What is expected: Give every line back verbatim, dropping all images.

━━━━━━━━━━━━━━━━

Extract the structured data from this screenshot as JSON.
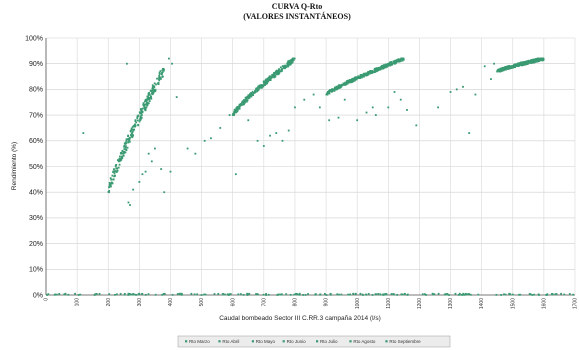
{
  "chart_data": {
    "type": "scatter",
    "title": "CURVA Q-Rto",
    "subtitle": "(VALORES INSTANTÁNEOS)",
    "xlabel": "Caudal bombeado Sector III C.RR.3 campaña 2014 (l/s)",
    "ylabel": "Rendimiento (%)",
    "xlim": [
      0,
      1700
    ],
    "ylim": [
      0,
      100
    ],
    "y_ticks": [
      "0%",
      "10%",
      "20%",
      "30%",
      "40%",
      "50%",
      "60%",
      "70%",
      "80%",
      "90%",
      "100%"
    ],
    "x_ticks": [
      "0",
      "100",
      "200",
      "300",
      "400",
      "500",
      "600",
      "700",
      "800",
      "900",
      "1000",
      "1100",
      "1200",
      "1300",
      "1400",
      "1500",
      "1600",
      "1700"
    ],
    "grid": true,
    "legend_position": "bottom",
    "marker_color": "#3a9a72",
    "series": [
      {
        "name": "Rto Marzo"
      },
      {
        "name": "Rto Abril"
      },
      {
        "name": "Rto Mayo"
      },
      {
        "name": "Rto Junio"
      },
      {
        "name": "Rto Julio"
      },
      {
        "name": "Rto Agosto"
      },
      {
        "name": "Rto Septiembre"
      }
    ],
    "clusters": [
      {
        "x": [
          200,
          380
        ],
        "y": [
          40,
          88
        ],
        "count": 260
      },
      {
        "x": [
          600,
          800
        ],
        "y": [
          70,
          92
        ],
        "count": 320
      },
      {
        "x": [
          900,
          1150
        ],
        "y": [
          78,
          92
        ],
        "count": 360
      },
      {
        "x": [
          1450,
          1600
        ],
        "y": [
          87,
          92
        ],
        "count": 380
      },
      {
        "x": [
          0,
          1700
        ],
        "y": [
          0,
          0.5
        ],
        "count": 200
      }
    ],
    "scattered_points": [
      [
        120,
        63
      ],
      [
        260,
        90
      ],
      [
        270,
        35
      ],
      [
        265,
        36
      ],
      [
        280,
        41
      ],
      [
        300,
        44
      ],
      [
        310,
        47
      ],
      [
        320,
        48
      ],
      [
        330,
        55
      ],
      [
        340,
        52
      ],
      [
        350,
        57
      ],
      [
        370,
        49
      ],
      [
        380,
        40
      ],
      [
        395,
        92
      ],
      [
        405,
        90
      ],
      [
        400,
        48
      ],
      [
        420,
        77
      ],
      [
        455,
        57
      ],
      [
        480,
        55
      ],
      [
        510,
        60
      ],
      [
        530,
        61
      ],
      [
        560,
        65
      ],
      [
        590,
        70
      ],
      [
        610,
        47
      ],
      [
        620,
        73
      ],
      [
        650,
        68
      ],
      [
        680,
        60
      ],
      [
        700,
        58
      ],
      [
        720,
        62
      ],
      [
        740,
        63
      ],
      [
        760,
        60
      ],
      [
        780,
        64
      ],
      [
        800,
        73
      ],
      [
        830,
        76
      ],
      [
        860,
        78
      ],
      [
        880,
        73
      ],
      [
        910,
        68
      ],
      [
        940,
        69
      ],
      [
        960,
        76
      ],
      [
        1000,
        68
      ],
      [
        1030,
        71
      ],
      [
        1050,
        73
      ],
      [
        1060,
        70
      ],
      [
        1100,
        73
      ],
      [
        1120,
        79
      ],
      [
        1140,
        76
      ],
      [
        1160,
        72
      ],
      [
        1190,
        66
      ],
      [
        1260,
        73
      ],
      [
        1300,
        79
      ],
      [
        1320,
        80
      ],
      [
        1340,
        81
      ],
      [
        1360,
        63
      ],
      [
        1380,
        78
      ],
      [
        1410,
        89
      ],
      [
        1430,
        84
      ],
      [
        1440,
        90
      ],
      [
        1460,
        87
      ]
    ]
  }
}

━━━━━━━━━━━━━━━━

Correct output:
Extract the structured data from this screenshot as JSON.
{
  "chart_data": {
    "type": "scatter",
    "title": "CURVA Q-Rto",
    "subtitle": "(VALORES INSTANTÁNEOS)",
    "xlabel": "Caudal bombeado Sector III C.RR.3 campaña 2014 (l/s)",
    "ylabel": "Rendimiento (%)",
    "xlim": [
      0,
      1700
    ],
    "ylim": [
      0,
      100
    ],
    "y_ticks": [
      "0%",
      "10%",
      "20%",
      "30%",
      "40%",
      "50%",
      "60%",
      "70%",
      "80%",
      "90%",
      "100%"
    ],
    "x_ticks": [
      "0",
      "100",
      "200",
      "300",
      "400",
      "500",
      "600",
      "700",
      "800",
      "900",
      "1000",
      "1100",
      "1200",
      "1300",
      "1400",
      "1500",
      "1600",
      "1700"
    ],
    "grid": true,
    "legend_position": "bottom",
    "marker_color": "#3a9a72",
    "series": [
      {
        "name": "Rto Marzo"
      },
      {
        "name": "Rto Abril"
      },
      {
        "name": "Rto Mayo"
      },
      {
        "name": "Rto Junio"
      },
      {
        "name": "Rto Julio"
      },
      {
        "name": "Rto Agosto"
      },
      {
        "name": "Rto Septiembre"
      }
    ],
    "clusters": [
      {
        "x": [
          200,
          380
        ],
        "y": [
          40,
          88
        ],
        "count": 260
      },
      {
        "x": [
          600,
          800
        ],
        "y": [
          70,
          92
        ],
        "count": 320
      },
      {
        "x": [
          900,
          1150
        ],
        "y": [
          78,
          92
        ],
        "count": 360
      },
      {
        "x": [
          1450,
          1600
        ],
        "y": [
          87,
          92
        ],
        "count": 380
      },
      {
        "x": [
          0,
          1700
        ],
        "y": [
          0,
          0.5
        ],
        "count": 200
      }
    ],
    "scattered_points": [
      [
        120,
        63
      ],
      [
        260,
        90
      ],
      [
        270,
        35
      ],
      [
        265,
        36
      ],
      [
        280,
        41
      ],
      [
        300,
        44
      ],
      [
        310,
        47
      ],
      [
        320,
        48
      ],
      [
        330,
        55
      ],
      [
        340,
        52
      ],
      [
        350,
        57
      ],
      [
        370,
        49
      ],
      [
        380,
        40
      ],
      [
        395,
        92
      ],
      [
        405,
        90
      ],
      [
        400,
        48
      ],
      [
        420,
        77
      ],
      [
        455,
        57
      ],
      [
        480,
        55
      ],
      [
        510,
        60
      ],
      [
        530,
        61
      ],
      [
        560,
        65
      ],
      [
        590,
        70
      ],
      [
        610,
        47
      ],
      [
        620,
        73
      ],
      [
        650,
        68
      ],
      [
        680,
        60
      ],
      [
        700,
        58
      ],
      [
        720,
        62
      ],
      [
        740,
        63
      ],
      [
        760,
        60
      ],
      [
        780,
        64
      ],
      [
        800,
        73
      ],
      [
        830,
        76
      ],
      [
        860,
        78
      ],
      [
        880,
        73
      ],
      [
        910,
        68
      ],
      [
        940,
        69
      ],
      [
        960,
        76
      ],
      [
        1000,
        68
      ],
      [
        1030,
        71
      ],
      [
        1050,
        73
      ],
      [
        1060,
        70
      ],
      [
        1100,
        73
      ],
      [
        1120,
        79
      ],
      [
        1140,
        76
      ],
      [
        1160,
        72
      ],
      [
        1190,
        66
      ],
      [
        1260,
        73
      ],
      [
        1300,
        79
      ],
      [
        1320,
        80
      ],
      [
        1340,
        81
      ],
      [
        1360,
        63
      ],
      [
        1380,
        78
      ],
      [
        1410,
        89
      ],
      [
        1430,
        84
      ],
      [
        1440,
        90
      ],
      [
        1460,
        87
      ]
    ]
  }
}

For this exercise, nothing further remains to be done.